OBJECTIVE – Give every entry again, word for word and in full.

EXERCISE INPUT –
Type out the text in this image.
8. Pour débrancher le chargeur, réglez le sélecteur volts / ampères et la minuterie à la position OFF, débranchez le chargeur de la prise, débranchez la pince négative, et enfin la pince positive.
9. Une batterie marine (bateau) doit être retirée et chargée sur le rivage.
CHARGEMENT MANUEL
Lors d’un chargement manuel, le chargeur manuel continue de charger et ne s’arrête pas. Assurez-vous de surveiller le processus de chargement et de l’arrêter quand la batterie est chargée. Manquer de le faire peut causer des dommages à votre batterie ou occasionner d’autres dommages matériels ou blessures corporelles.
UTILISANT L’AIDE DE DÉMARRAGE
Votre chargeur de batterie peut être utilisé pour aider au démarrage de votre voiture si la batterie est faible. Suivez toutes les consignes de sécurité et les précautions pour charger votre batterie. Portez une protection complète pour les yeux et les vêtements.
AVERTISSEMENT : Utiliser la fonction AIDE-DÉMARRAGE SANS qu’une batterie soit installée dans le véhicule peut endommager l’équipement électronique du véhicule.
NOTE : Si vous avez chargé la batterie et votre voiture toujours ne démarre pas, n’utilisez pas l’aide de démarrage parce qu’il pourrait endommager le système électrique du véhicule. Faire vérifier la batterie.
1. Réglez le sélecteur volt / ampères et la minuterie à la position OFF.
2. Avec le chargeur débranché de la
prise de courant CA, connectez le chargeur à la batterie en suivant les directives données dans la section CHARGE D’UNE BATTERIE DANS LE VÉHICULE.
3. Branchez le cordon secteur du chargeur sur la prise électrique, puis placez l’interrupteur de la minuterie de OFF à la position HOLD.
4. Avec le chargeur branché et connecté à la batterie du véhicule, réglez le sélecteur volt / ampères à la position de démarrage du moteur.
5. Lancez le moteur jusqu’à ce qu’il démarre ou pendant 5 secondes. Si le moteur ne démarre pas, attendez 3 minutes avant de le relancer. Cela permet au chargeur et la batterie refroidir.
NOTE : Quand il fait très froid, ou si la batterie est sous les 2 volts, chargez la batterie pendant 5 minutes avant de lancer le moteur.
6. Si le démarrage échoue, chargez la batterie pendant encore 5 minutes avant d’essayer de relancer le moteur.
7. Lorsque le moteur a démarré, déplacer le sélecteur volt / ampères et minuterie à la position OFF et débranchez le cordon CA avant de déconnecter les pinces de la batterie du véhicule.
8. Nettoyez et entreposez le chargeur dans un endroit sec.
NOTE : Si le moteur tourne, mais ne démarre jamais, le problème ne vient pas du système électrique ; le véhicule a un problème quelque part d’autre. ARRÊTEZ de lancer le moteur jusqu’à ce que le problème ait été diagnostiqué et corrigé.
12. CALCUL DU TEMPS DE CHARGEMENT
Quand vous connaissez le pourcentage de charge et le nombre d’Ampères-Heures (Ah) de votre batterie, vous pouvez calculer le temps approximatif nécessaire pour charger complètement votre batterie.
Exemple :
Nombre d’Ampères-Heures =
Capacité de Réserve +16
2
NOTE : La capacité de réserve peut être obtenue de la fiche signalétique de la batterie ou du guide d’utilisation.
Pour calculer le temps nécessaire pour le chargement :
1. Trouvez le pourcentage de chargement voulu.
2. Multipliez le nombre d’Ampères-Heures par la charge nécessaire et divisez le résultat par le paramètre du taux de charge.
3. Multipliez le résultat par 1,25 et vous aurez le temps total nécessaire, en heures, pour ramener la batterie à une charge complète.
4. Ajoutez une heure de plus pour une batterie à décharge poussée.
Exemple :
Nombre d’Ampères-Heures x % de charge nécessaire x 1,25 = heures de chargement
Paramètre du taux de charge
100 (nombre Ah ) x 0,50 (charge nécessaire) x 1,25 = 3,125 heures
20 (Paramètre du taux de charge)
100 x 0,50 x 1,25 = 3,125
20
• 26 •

RESPONSE TO THE TASK –
Type out the text in this image.
8. Pour débrancher le chargeur, réglez le sélecteur volts / ampères et la minuterie à la position OFF, débranchez le chargeur de la prise, débranchez la pince négative, et enfin la pince positive.
9. Une batterie marine (bateau) doit être retirée et chargée sur le rivage.
CHARGEMENT MANUEL
Lors d’un chargement manuel, le chargeur manuel continue de charger et ne s’arrête pas. Assurez-vous de surveiller le processus de chargement et de l’arrêter quand la batterie est chargée. Manquer de le faire peut causer des dommages à votre batterie ou occasionner d’autres dommages matériels ou blessures corporelles.
UTILISANT L’AIDE DE DÉMARRAGE
Votre chargeur de batterie peut être utilisé pour aider au démarrage de votre voiture si la batterie est faible. Suivez toutes les consignes de sécurité et les précautions pour charger votre batterie. Portez une protection complète pour les yeux et les vêtements.
AVERTISSEMENT : Utiliser la fonction AIDE-DÉMARRAGE SANS qu’une batterie soit installée dans le véhicule peut endommager l’équipement électronique du véhicule.
NOTE : Si vous avez chargé la batterie et votre voiture toujours ne démarre pas, n’utilisez pas l’aide de démarrage parce qu’il pourrait endommager le système électrique du véhicule. Faire vérifier la batterie.
1. Réglez le sélecteur volt / ampères et la minuterie à la position OFF.
2. Avec le chargeur débranché de la
prise de courant CA, connectez le chargeur à la batterie en suivant les directives données dans la section CHARGE D’UNE BATTERIE DANS LE VÉHICULE.
3. Branchez le cordon secteur du chargeur sur la prise électrique, puis placez l’interrupteur de la minuterie de OFF à la position HOLD.
4. Avec le chargeur branché et connecté à la batterie du véhicule, réglez le sélecteur volt / ampères à la position de démarrage du moteur.
5. Lancez le moteur jusqu’à ce qu’il démarre ou pendant 5 secondes. Si le moteur ne démarre pas, attendez 3 minutes avant de le relancer. Cela permet au chargeur et la batterie refroidir.
NOTE : Quand il fait très froid, ou si la batterie est sous les 2 volts, chargez la batterie pendant 5 minutes avant de lancer le moteur.
6. Si le démarrage échoue, chargez la batterie pendant encore 5 minutes avant d’essayer de relancer le moteur.
7. Lorsque le moteur a démarré, déplacer le sélecteur volt / ampères et minuterie à la position OFF et débranchez le cordon CA avant de déconnecter les pinces de la batterie du véhicule.
8. Nettoyez et entreposez le chargeur dans un endroit sec.
NOTE : Si le moteur tourne, mais ne démarre jamais, le problème ne vient pas du système électrique ; le véhicule a un problème quelque part d’autre. ARRÊTEZ de lancer le moteur jusqu’à ce que le problème ait été diagnostiqué et corrigé.
12. CALCUL DU TEMPS DE CHARGEMENT
Quand vous connaissez le pourcentage de charge et le nombre d’Ampères-Heures (Ah) de votre batterie, vous pouvez calculer le temps approximatif nécessaire pour charger complètement votre batterie.
Exemple :
Nombre d’Ampères-Heures =
Capacité de Réserve +16
2
NOTE : La capacité de réserve peut être obtenue de la fiche signalétique de la batterie ou du guide d’utilisation.
Pour calculer le temps nécessaire pour le chargement :
1. Trouvez le pourcentage de chargement voulu.
2. Multipliez le nombre d’Ampères-Heures par la charge nécessaire et divisez le résultat par le paramètre du taux de charge.
3. Multipliez le résultat par 1,25 et vous aurez le temps total nécessaire, en heures, pour ramener la batterie à une charge complète.
4. Ajoutez une heure de plus pour une batterie à décharge poussée.
Exemple :
Nombre d’Ampères-Heures x % de charge nécessaire x 1,25 = heures de chargement
Paramètre du taux de charge
100 (nombre Ah ) x 0,50 (charge nécessaire) x 1,25 = 3,125 heures
20 (Paramètre du taux de charge)
100 x 0,50 x 1,25 = 3,125
20
• 26 •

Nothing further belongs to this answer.